Saved entries:
++++++

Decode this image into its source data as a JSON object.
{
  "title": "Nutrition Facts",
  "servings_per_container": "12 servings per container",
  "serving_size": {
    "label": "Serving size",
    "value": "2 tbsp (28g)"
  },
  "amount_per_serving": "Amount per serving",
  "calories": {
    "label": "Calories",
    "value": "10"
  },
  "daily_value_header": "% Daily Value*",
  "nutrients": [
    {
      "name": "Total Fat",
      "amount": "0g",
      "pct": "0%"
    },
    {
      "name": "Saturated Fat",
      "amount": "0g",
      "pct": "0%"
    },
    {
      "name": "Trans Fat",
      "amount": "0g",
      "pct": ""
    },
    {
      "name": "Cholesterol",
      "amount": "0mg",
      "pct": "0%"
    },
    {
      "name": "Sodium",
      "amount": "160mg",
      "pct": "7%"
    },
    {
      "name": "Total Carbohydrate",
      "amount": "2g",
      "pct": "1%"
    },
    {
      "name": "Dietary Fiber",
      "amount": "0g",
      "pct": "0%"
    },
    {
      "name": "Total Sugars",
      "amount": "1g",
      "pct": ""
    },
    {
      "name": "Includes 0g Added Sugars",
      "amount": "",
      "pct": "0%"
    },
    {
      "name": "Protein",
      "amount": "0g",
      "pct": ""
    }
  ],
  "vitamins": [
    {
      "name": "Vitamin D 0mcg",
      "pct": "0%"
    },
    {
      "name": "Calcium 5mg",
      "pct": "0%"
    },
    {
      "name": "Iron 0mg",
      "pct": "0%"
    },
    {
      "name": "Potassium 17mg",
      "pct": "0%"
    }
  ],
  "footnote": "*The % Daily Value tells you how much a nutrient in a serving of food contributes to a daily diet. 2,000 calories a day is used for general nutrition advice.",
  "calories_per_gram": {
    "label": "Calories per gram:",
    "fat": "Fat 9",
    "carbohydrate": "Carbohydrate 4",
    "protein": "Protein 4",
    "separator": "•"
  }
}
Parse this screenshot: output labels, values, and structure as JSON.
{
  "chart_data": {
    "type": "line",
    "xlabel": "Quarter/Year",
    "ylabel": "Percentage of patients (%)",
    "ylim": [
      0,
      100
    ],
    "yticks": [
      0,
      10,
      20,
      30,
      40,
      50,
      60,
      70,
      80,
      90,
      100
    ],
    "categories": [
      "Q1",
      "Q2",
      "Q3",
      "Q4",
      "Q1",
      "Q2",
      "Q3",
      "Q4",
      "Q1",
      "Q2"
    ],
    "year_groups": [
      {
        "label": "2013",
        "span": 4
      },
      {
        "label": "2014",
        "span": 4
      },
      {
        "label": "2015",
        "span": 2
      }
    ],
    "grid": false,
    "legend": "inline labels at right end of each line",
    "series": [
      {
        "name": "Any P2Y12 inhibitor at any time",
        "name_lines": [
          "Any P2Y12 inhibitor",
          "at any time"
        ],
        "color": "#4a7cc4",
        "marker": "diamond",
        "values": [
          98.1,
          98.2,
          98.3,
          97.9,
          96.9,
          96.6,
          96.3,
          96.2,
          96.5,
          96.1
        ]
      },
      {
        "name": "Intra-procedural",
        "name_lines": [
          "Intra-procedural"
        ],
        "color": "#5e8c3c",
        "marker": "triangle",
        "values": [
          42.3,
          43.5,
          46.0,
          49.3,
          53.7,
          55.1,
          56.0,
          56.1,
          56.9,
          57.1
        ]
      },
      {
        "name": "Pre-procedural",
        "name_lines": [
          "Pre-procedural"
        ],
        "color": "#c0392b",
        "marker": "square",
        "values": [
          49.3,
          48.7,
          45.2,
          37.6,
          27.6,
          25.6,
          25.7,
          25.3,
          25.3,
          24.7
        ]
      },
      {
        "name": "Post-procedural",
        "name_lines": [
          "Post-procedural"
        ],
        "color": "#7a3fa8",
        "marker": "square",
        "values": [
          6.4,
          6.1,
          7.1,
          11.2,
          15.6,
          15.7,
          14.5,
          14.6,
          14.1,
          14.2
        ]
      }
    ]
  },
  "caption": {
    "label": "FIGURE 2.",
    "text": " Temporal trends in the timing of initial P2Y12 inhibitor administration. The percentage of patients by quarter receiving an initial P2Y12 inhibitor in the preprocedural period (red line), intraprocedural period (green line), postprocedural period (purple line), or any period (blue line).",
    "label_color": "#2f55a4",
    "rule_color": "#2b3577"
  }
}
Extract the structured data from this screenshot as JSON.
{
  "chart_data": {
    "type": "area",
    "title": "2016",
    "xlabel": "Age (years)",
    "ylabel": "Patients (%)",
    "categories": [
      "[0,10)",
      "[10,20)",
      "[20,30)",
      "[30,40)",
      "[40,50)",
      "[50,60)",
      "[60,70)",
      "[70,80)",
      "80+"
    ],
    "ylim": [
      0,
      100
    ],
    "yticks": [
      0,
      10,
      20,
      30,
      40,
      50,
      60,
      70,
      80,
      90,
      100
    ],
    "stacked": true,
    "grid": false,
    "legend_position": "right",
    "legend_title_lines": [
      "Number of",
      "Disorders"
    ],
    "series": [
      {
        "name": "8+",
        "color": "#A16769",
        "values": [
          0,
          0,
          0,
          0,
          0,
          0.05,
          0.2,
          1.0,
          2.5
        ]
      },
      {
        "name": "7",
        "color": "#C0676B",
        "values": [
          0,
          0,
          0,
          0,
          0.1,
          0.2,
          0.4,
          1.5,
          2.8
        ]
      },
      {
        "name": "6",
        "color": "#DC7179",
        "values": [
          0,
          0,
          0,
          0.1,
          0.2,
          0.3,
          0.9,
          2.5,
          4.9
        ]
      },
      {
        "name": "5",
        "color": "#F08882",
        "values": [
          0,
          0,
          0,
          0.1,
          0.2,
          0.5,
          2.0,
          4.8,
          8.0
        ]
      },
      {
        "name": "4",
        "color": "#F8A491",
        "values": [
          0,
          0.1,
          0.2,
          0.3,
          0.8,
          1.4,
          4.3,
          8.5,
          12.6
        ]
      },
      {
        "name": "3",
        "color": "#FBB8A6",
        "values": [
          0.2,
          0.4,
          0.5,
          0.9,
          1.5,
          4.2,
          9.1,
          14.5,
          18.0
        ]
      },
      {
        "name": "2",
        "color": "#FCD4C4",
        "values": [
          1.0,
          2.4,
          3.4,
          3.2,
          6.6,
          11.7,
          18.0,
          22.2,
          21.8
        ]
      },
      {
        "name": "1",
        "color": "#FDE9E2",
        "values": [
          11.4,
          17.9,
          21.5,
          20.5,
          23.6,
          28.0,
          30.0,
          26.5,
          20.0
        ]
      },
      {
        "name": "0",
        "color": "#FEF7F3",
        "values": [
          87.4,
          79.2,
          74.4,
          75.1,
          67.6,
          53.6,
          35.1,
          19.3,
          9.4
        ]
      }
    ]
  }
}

++++++

— Exercise details —
This exercise requires all the entries to be written out again exactly.

— Response —
Decode this image into its source data as a JSON object.
{
  "title": "Nutrition Facts",
  "servings_per_container": "12 servings per container",
  "serving_size": {
    "label": "Serving size",
    "value": "2 tbsp (28g)"
  },
  "amount_per_serving": "Amount per serving",
  "calories": {
    "label": "Calories",
    "value": "10"
  },
  "daily_value_header": "% Daily Value*",
  "nutrients": [
    {
      "name": "Total Fat",
      "amount": "0g",
      "pct": "0%"
    },
    {
      "name": "Saturated Fat",
      "amount": "0g",
      "pct": "0%"
    },
    {
      "name": "Trans Fat",
      "amount": "0g",
      "pct": ""
    },
    {
      "name": "Cholesterol",
      "amount": "0mg",
      "pct": "0%"
    },
    {
      "name": "Sodium",
      "amount": "160mg",
      "pct": "7%"
    },
    {
      "name": "Total Carbohydrate",
      "amount": "2g",
      "pct": "1%"
    },
    {
      "name": "Dietary Fiber",
      "amount": "0g",
      "pct": "0%"
    },
    {
      "name": "Total Sugars",
      "amount": "1g",
      "pct": ""
    },
    {
      "name": "Includes 0g Added Sugars",
      "amount": "",
      "pct": "0%"
    },
    {
      "name": "Protein",
      "amount": "0g",
      "pct": ""
    }
  ],
  "vitamins": [
    {
      "name": "Vitamin D 0mcg",
      "pct": "0%"
    },
    {
      "name": "Calcium 5mg",
      "pct": "0%"
    },
    {
      "name": "Iron 0mg",
      "pct": "0%"
    },
    {
      "name": "Potassium 17mg",
      "pct": "0%"
    }
  ],
  "footnote": "*The % Daily Value tells you how much a nutrient in a serving of food contributes to a daily diet. 2,000 calories a day is used for general nutrition advice.",
  "calories_per_gram": {
    "label": "Calories per gram:",
    "fat": "Fat 9",
    "carbohydrate": "Carbohydrate 4",
    "protein": "Protein 4",
    "separator": "•"
  }
}
Parse this screenshot: output labels, values, and structure as JSON.
{
  "chart_data": {
    "type": "line",
    "xlabel": "Quarter/Year",
    "ylabel": "Percentage of patients (%)",
    "ylim": [
      0,
      100
    ],
    "yticks": [
      0,
      10,
      20,
      30,
      40,
      50,
      60,
      70,
      80,
      90,
      100
    ],
    "categories": [
      "Q1",
      "Q2",
      "Q3",
      "Q4",
      "Q1",
      "Q2",
      "Q3",
      "Q4",
      "Q1",
      "Q2"
    ],
    "year_groups": [
      {
        "label": "2013",
        "span": 4
      },
      {
        "label": "2014",
        "span": 4
      },
      {
        "label": "2015",
        "span": 2
      }
    ],
    "grid": false,
    "legend": "inline labels at right end of each line",
    "series": [
      {
        "name": "Any P2Y12 inhibitor at any time",
        "name_lines": [
          "Any P2Y12 inhibitor",
          "at any time"
        ],
        "color": "#4a7cc4",
        "marker": "diamond",
        "values": [
          98.1,
          98.2,
          98.3,
          97.9,
          96.9,
          96.6,
          96.3,
          96.2,
          96.5,
          96.1
        ]
      },
      {
        "name": "Intra-procedural",
        "name_lines": [
          "Intra-procedural"
        ],
        "color": "#5e8c3c",
        "marker": "triangle",
        "values": [
          42.3,
          43.5,
          46.0,
          49.3,
          53.7,
          55.1,
          56.0,
          56.1,
          56.9,
          57.1
        ]
      },
      {
        "name": "Pre-procedural",
        "name_lines": [
          "Pre-procedural"
        ],
        "color": "#c0392b",
        "marker": "square",
        "values": [
          49.3,
          48.7,
          45.2,
          37.6,
          27.6,
          25.6,
          25.7,
          25.3,
          25.3,
          24.7
        ]
      },
      {
        "name": "Post-procedural",
        "name_lines": [
          "Post-procedural"
        ],
        "color": "#7a3fa8",
        "marker": "square",
        "values": [
          6.4,
          6.1,
          7.1,
          11.2,
          15.6,
          15.7,
          14.5,
          14.6,
          14.1,
          14.2
        ]
      }
    ]
  },
  "caption": {
    "label": "FIGURE 2.",
    "text": " Temporal trends in the timing of initial P2Y12 inhibitor administration. The percentage of patients by quarter receiving an initial P2Y12 inhibitor in the preprocedural period (red line), intraprocedural period (green line), postprocedural period (purple line), or any period (blue line).",
    "label_color": "#2f55a4",
    "rule_color": "#2b3577"
  }
}
Extract the structured data from this screenshot as JSON.
{
  "chart_data": {
    "type": "area",
    "title": "2016",
    "xlabel": "Age (years)",
    "ylabel": "Patients (%)",
    "categories": [
      "[0,10)",
      "[10,20)",
      "[20,30)",
      "[30,40)",
      "[40,50)",
      "[50,60)",
      "[60,70)",
      "[70,80)",
      "80+"
    ],
    "ylim": [
      0,
      100
    ],
    "yticks": [
      0,
      10,
      20,
      30,
      40,
      50,
      60,
      70,
      80,
      90,
      100
    ],
    "stacked": true,
    "grid": false,
    "legend_position": "right",
    "legend_title_lines": [
      "Number of",
      "Disorders"
    ],
    "series": [
      {
        "name": "8+",
        "color": "#A16769",
        "values": [
          0,
          0,
          0,
          0,
          0,
          0.05,
          0.2,
          1.0,
          2.5
        ]
      },
      {
        "name": "7",
        "color": "#C0676B",
        "values": [
          0,
          0,
          0,
          0,
          0.1,
          0.2,
          0.4,
          1.5,
          2.8
        ]
      },
      {
        "name": "6",
        "color": "#DC7179",
        "values": [
          0,
          0,
          0,
          0.1,
          0.2,
          0.3,
          0.9,
          2.5,
          4.9
        ]
      },
      {
        "name": "5",
        "color": "#F08882",
        "values": [
          0,
          0,
          0,
          0.1,
          0.2,
          0.5,
          2.0,
          4.8,
          8.0
        ]
      },
      {
        "name": "4",
        "color": "#F8A491",
        "values": [
          0,
          0.1,
          0.2,
          0.3,
          0.8,
          1.4,
          4.3,
          8.5,
          12.6
        ]
      },
      {
        "name": "3",
        "color": "#FBB8A6",
        "values": [
          0.2,
          0.4,
          0.5,
          0.9,
          1.5,
          4.2,
          9.1,
          14.5,
          18.0
        ]
      },
      {
        "name": "2",
        "color": "#FCD4C4",
        "values": [
          1.0,
          2.4,
          3.4,
          3.2,
          6.6,
          11.7,
          18.0,
          22.2,
          21.8
        ]
      },
      {
        "name": "1",
        "color": "#FDE9E2",
        "values": [
          11.4,
          17.9,
          21.5,
          20.5,
          23.6,
          28.0,
          30.0,
          26.5,
          20.0
        ]
      },
      {
        "name": "0",
        "color": "#FEF7F3",
        "values": [
          87.4,
          79.2,
          74.4,
          75.1,
          67.6,
          53.6,
          35.1,
          19.3,
          9.4
        ]
      }
    ]
  }
}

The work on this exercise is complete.